>> Begin RECORDS SHOWN

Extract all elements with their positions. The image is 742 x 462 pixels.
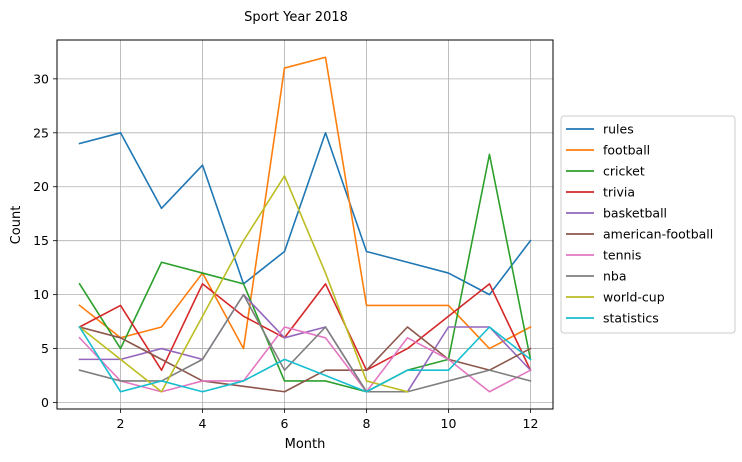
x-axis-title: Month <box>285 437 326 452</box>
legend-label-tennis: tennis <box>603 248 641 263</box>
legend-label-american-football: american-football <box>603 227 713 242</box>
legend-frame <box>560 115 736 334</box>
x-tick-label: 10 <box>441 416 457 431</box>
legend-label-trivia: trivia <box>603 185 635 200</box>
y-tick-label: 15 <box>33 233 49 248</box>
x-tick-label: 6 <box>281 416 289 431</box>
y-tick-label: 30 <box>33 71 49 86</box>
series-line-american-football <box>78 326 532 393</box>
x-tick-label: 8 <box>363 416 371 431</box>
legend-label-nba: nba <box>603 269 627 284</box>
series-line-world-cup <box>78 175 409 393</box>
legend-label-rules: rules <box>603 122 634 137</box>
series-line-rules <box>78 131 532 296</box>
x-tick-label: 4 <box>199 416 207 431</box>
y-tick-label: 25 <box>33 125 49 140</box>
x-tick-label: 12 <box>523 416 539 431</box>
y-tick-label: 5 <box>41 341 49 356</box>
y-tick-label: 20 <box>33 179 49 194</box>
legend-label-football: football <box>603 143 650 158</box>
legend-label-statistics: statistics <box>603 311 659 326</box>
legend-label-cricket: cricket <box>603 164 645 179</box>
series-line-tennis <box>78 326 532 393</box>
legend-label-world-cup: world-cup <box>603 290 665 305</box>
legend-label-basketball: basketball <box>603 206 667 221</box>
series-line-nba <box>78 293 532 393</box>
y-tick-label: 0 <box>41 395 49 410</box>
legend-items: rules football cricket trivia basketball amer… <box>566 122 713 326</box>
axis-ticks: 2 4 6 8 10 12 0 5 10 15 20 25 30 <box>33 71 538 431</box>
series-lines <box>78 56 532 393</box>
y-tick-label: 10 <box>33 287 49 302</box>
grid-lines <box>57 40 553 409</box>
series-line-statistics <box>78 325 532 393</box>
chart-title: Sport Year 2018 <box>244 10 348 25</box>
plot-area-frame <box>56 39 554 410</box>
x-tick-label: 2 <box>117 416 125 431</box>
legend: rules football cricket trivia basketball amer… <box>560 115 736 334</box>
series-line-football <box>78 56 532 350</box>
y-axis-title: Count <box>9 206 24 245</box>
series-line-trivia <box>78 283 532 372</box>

>> End RECORDS SHOWN
>> Begin RECORDS SHOWN

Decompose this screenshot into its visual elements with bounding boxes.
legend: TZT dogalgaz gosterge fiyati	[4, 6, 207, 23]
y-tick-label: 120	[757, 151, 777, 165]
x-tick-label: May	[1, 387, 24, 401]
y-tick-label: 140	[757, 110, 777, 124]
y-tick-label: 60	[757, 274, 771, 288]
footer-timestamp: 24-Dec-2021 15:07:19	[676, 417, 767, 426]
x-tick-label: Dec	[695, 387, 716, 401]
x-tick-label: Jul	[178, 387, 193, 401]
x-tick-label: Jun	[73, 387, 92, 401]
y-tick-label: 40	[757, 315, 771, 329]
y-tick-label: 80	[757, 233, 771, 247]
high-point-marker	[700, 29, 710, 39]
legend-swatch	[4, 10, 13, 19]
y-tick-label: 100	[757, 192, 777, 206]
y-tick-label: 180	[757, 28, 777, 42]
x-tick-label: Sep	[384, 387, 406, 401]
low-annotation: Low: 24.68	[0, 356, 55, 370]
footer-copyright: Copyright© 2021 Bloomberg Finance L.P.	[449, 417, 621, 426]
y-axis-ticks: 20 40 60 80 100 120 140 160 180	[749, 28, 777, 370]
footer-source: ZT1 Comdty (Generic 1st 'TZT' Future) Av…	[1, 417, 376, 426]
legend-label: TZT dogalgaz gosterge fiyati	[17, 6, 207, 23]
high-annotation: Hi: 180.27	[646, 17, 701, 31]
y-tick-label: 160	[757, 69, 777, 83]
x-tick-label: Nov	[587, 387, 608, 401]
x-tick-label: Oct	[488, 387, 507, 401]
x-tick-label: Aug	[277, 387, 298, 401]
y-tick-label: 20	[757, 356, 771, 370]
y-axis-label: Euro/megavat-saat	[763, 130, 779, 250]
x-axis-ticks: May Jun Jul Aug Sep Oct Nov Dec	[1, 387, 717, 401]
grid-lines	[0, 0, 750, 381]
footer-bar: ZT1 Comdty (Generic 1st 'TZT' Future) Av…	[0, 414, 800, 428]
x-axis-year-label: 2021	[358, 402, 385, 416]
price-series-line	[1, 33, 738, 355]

>> End RECORDS SHOWN

- [WORK INSTRUCTIONS]
Please convert the listing into a Markdown table with the columns Row and Text, numbering each line and skipping any blank lines. Begin at the line that has "Decompose this screenshot" and stop after the line that has "387, 716, 401]".

- [TASK SOLUTION]
| Row | Text |
|---|---|
| 1 | Decompose this screenshot into its visual elements with bounding boxes. |
| 2 | legend: TZT dogalgaz gosterge fiyati	[4, 6, 207, 23] |
| 3 | y-tick-label: 120	[757, 151, 777, 165] |
| 4 | x-tick-label: May	[1, 387, 24, 401] |
| 5 | y-tick-label: 140	[757, 110, 777, 124] |
| 6 | y-tick-label: 60	[757, 274, 771, 288] |
| 7 | footer-timestamp: 24-Dec-2021 15:07:19	[676, 417, 767, 426] |
| 8 | x-tick-label: Dec	[695, 387, 716, 401] |